─── Extracted information ───

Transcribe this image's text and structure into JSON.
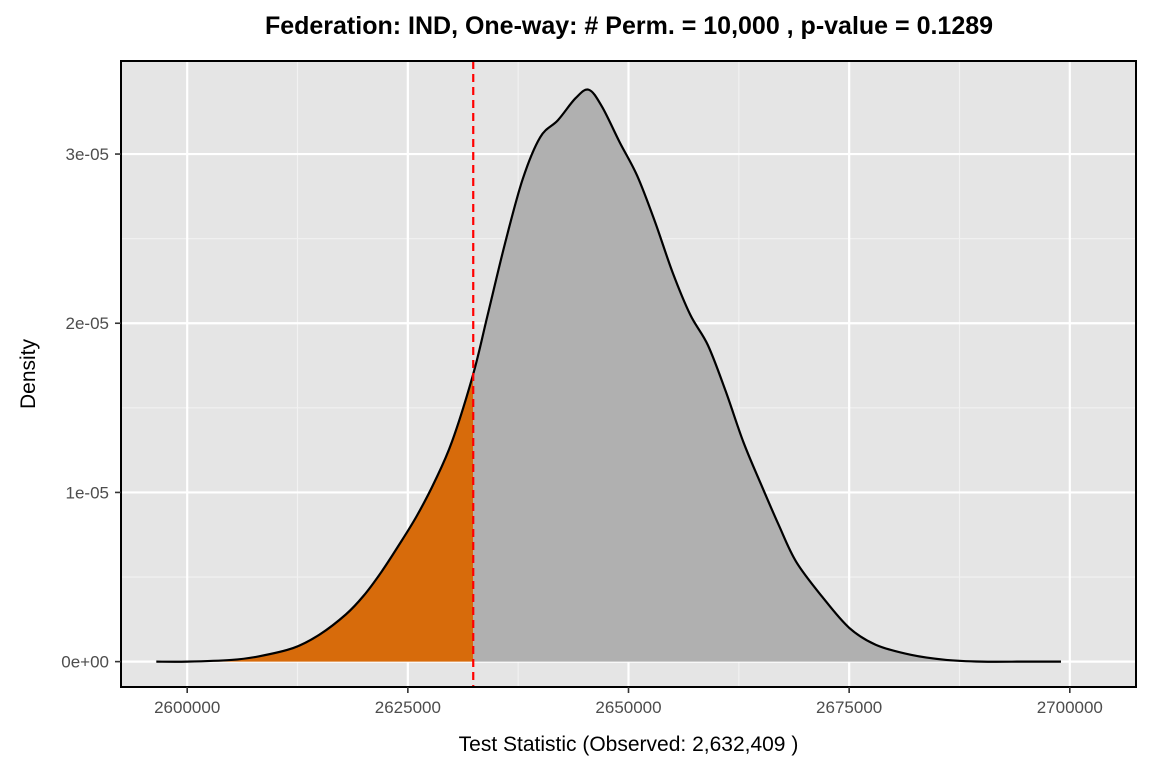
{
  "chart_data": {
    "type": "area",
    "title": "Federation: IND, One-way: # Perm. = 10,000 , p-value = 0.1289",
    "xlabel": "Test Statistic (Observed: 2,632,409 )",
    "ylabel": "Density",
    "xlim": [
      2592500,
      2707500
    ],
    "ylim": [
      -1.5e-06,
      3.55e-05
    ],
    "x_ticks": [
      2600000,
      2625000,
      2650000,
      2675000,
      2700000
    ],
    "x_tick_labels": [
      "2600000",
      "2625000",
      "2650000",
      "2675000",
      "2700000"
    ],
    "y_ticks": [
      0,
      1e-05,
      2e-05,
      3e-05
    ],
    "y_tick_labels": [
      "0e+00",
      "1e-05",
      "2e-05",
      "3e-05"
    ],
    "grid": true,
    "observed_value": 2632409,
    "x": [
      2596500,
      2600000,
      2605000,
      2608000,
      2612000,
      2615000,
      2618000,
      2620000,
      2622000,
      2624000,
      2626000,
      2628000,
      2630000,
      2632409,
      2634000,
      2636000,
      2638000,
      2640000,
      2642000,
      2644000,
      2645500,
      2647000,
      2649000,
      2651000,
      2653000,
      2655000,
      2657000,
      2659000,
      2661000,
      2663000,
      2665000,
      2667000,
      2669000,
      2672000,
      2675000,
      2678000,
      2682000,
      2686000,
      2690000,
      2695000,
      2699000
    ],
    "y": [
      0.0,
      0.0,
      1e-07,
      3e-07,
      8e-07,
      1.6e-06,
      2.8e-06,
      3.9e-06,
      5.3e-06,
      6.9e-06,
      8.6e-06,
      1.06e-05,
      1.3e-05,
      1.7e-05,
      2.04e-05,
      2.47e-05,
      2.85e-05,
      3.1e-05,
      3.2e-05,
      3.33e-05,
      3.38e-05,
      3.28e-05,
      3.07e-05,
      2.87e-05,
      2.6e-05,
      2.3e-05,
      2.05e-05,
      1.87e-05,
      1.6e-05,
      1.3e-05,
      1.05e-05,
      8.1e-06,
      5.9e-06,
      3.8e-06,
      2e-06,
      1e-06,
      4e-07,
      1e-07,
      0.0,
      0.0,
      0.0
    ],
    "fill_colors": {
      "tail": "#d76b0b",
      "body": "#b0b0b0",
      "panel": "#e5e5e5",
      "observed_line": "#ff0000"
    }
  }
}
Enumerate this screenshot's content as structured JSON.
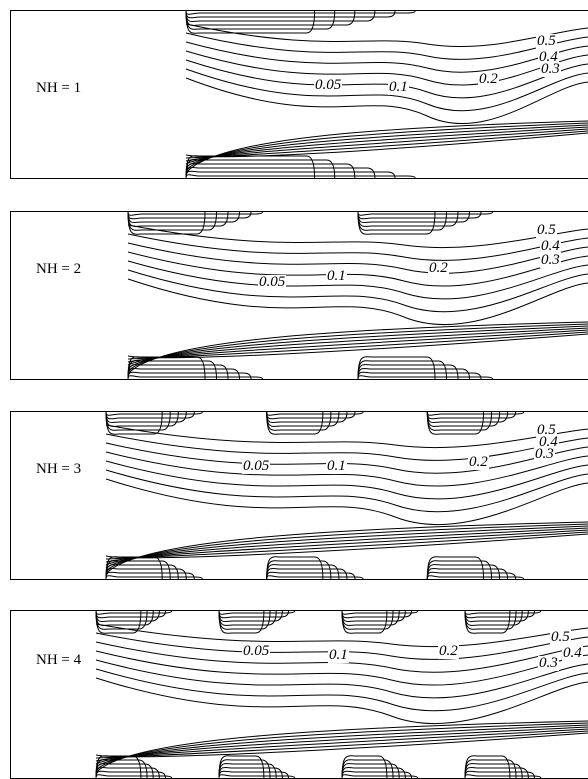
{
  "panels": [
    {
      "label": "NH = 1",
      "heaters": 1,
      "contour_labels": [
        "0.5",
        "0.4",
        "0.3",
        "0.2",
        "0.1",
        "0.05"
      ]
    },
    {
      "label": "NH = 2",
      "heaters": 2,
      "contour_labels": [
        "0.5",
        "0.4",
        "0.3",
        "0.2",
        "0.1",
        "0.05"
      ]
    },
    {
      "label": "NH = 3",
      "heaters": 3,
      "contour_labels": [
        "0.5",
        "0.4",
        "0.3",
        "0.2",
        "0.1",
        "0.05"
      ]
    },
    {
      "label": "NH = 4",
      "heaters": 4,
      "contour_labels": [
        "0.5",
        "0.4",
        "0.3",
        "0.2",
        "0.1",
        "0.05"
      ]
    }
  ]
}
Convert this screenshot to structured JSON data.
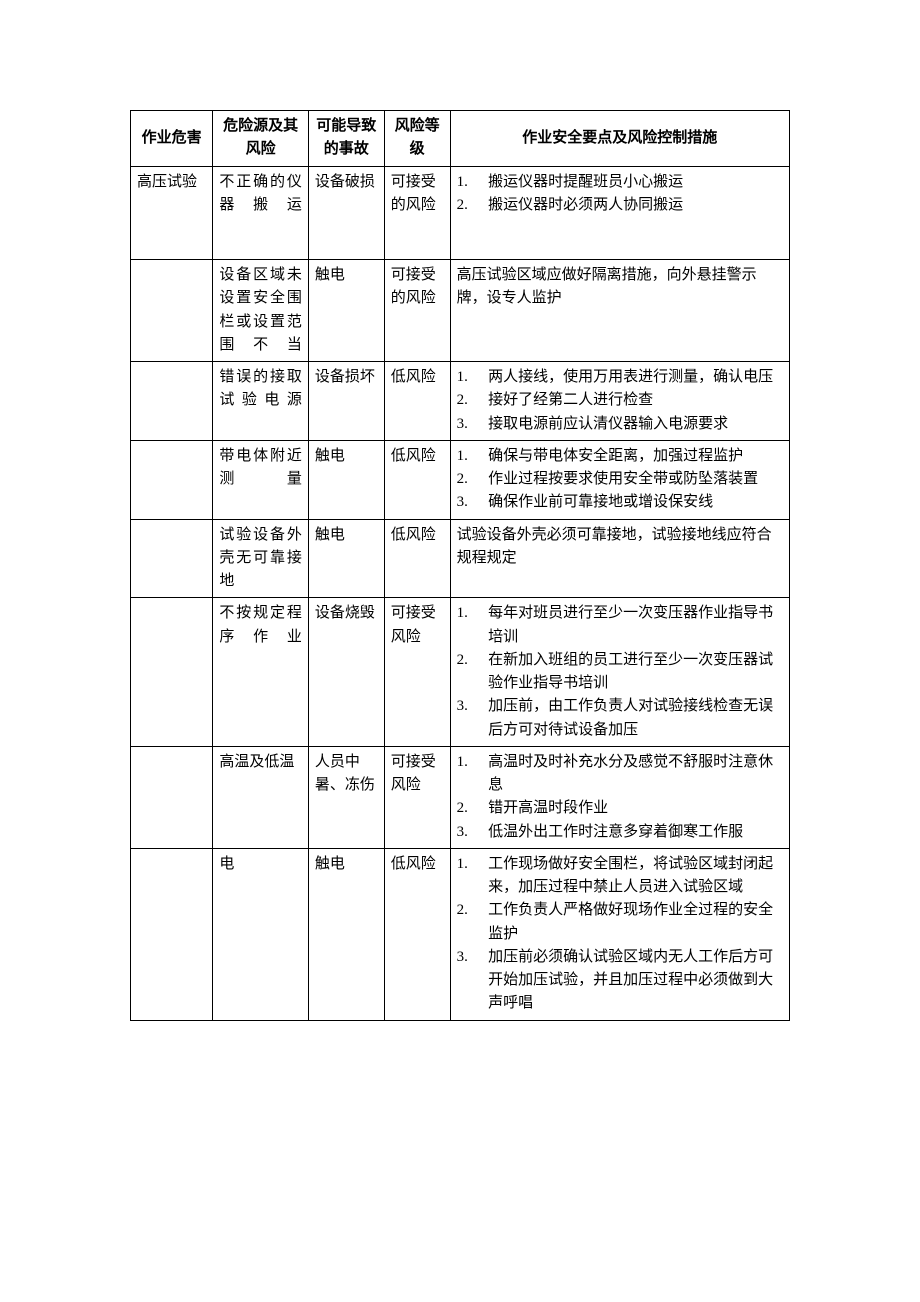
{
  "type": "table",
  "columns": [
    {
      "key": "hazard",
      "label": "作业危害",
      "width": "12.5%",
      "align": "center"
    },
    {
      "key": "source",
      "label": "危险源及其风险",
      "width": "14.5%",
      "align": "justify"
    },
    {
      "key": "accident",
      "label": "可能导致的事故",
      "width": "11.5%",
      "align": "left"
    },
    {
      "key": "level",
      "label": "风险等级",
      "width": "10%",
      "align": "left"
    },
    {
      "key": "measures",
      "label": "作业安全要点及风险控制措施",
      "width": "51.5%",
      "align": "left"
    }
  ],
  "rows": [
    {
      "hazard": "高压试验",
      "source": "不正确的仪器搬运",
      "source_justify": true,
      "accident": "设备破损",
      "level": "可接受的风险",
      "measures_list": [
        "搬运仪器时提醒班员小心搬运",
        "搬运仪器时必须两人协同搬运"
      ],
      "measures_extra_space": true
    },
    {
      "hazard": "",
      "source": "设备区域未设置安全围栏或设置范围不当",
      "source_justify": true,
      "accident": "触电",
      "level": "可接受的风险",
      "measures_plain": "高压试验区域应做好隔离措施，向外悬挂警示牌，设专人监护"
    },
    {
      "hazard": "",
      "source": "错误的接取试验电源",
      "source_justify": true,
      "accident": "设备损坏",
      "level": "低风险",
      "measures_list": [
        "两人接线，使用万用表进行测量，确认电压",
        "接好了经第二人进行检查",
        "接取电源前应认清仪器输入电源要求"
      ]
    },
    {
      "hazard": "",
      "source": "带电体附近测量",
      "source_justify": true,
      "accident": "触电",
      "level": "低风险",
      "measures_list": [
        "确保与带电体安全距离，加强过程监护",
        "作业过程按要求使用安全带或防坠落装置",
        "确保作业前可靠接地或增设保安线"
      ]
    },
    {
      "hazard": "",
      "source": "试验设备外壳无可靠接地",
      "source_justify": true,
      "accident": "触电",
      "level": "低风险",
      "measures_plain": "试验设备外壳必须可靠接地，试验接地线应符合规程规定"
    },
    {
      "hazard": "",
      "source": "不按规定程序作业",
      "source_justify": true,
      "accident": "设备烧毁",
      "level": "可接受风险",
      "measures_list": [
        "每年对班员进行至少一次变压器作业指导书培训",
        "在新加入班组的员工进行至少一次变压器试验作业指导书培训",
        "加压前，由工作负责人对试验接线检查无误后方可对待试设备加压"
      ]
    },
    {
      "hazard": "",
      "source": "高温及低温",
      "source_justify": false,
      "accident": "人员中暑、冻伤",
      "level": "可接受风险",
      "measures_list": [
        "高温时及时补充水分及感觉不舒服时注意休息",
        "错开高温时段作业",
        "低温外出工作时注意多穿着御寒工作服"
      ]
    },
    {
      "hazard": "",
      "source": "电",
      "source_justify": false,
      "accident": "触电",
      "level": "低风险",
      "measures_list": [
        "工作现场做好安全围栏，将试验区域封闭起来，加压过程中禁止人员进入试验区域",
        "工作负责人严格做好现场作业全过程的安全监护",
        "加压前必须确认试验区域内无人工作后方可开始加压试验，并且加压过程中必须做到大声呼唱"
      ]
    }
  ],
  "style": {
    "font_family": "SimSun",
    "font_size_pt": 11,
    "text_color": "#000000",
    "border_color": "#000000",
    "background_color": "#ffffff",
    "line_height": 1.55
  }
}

───

### Aim of the task
Locate the word "heaters" in the data above. Copy every line carrying it.

### Complete answer
      "heaters": 1,
      "heaters": 2,
      "heaters": 3,
      "heaters": 4,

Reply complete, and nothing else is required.